#### OBJECTIVE
Quote the data below in full, please, without altering anything.

#### RECORD EXTRACTS
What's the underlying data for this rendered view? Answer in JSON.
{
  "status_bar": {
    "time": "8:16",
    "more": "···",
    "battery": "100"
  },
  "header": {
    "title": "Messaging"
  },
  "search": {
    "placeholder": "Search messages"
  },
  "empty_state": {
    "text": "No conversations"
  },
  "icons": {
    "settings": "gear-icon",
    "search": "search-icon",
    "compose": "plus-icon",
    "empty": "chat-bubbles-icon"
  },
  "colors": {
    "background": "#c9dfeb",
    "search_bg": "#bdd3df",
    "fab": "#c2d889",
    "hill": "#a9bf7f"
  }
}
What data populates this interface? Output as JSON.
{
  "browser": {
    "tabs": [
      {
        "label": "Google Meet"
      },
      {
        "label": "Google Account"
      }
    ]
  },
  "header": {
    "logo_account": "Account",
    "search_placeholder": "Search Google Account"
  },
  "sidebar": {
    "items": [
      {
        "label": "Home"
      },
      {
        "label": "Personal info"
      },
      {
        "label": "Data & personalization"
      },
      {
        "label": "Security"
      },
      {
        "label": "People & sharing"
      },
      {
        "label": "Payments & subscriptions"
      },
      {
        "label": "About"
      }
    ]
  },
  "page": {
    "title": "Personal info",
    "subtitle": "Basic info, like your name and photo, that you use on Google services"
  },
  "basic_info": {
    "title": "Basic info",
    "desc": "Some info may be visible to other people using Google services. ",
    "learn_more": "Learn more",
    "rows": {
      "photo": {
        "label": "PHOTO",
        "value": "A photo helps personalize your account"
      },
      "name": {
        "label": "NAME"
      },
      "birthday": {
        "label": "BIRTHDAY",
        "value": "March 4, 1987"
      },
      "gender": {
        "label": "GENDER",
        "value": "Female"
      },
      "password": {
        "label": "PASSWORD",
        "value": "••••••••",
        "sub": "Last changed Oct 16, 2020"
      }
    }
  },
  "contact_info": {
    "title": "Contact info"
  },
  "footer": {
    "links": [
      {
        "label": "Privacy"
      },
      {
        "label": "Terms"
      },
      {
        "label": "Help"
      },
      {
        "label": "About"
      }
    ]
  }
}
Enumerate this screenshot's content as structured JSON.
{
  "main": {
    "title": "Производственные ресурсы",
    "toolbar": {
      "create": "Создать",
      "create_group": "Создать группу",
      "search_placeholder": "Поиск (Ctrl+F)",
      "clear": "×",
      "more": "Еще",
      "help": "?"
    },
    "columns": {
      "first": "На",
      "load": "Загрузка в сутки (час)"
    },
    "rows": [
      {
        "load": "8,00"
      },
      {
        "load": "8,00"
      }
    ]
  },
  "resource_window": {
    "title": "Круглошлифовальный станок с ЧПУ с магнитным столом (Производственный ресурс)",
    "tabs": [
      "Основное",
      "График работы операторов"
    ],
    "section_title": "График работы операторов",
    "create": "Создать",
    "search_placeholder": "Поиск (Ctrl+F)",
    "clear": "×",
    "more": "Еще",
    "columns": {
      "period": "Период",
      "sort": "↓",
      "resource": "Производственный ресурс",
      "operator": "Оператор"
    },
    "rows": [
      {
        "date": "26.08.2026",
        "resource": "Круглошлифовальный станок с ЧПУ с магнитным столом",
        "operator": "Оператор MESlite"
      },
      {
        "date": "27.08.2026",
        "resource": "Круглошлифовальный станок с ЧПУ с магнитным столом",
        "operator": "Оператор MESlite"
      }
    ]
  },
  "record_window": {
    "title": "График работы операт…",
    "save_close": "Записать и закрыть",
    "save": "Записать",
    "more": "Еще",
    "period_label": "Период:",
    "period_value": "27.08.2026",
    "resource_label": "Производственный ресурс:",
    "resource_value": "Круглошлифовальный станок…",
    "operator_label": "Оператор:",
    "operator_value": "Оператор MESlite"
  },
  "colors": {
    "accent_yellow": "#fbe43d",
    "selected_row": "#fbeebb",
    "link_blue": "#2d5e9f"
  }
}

#### CORRECT OUTPUT
What's the underlying data for this rendered view? Answer in JSON.
{
  "status_bar": {
    "time": "8:16",
    "more": "···",
    "battery": "100"
  },
  "header": {
    "title": "Messaging"
  },
  "search": {
    "placeholder": "Search messages"
  },
  "empty_state": {
    "text": "No conversations"
  },
  "icons": {
    "settings": "gear-icon",
    "search": "search-icon",
    "compose": "plus-icon",
    "empty": "chat-bubbles-icon"
  },
  "colors": {
    "background": "#c9dfeb",
    "search_bg": "#bdd3df",
    "fab": "#c2d889",
    "hill": "#a9bf7f"
  }
}
What data populates this interface? Output as JSON.
{
  "browser": {
    "tabs": [
      {
        "label": "Google Meet"
      },
      {
        "label": "Google Account"
      }
    ]
  },
  "header": {
    "logo_account": "Account",
    "search_placeholder": "Search Google Account"
  },
  "sidebar": {
    "items": [
      {
        "label": "Home"
      },
      {
        "label": "Personal info"
      },
      {
        "label": "Data & personalization"
      },
      {
        "label": "Security"
      },
      {
        "label": "People & sharing"
      },
      {
        "label": "Payments & subscriptions"
      },
      {
        "label": "About"
      }
    ]
  },
  "page": {
    "title": "Personal info",
    "subtitle": "Basic info, like your name and photo, that you use on Google services"
  },
  "basic_info": {
    "title": "Basic info",
    "desc": "Some info may be visible to other people using Google services. ",
    "learn_more": "Learn more",
    "rows": {
      "photo": {
        "label": "PHOTO",
        "value": "A photo helps personalize your account"
      },
      "name": {
        "label": "NAME"
      },
      "birthday": {
        "label": "BIRTHDAY",
        "value": "March 4, 1987"
      },
      "gender": {
        "label": "GENDER",
        "value": "Female"
      },
      "password": {
        "label": "PASSWORD",
        "value": "••••••••",
        "sub": "Last changed Oct 16, 2020"
      }
    }
  },
  "contact_info": {
    "title": "Contact info"
  },
  "footer": {
    "links": [
      {
        "label": "Privacy"
      },
      {
        "label": "Terms"
      },
      {
        "label": "Help"
      },
      {
        "label": "About"
      }
    ]
  }
}
Enumerate this screenshot's content as structured JSON.
{
  "main": {
    "title": "Производственные ресурсы",
    "toolbar": {
      "create": "Создать",
      "create_group": "Создать группу",
      "search_placeholder": "Поиск (Ctrl+F)",
      "clear": "×",
      "more": "Еще",
      "help": "?"
    },
    "columns": {
      "first": "На",
      "load": "Загрузка в сутки (час)"
    },
    "rows": [
      {
        "load": "8,00"
      },
      {
        "load": "8,00"
      }
    ]
  },
  "resource_window": {
    "title": "Круглошлифовальный станок с ЧПУ с магнитным столом (Производственный ресурс)",
    "tabs": [
      "Основное",
      "График работы операторов"
    ],
    "section_title": "График работы операторов",
    "create": "Создать",
    "search_placeholder": "Поиск (Ctrl+F)",
    "clear": "×",
    "more": "Еще",
    "columns": {
      "period": "Период",
      "sort": "↓",
      "resource": "Производственный ресурс",
      "operator": "Оператор"
    },
    "rows": [
      {
        "date": "26.08.2026",
        "resource": "Круглошлифовальный станок с ЧПУ с магнитным столом",
        "operator": "Оператор MESlite"
      },
      {
        "date": "27.08.2026",
        "resource": "Круглошлифовальный станок с ЧПУ с магнитным столом",
        "operator": "Оператор MESlite"
      }
    ]
  },
  "record_window": {
    "title": "График работы операт…",
    "save_close": "Записать и закрыть",
    "save": "Записать",
    "more": "Еще",
    "period_label": "Период:",
    "period_value": "27.08.2026",
    "resource_label": "Производственный ресурс:",
    "resource_value": "Круглошлифовальный станок…",
    "operator_label": "Оператор:",
    "operator_value": "Оператор MESlite"
  },
  "colors": {
    "accent_yellow": "#fbe43d",
    "selected_row": "#fbeebb",
    "link_blue": "#2d5e9f"
  }
}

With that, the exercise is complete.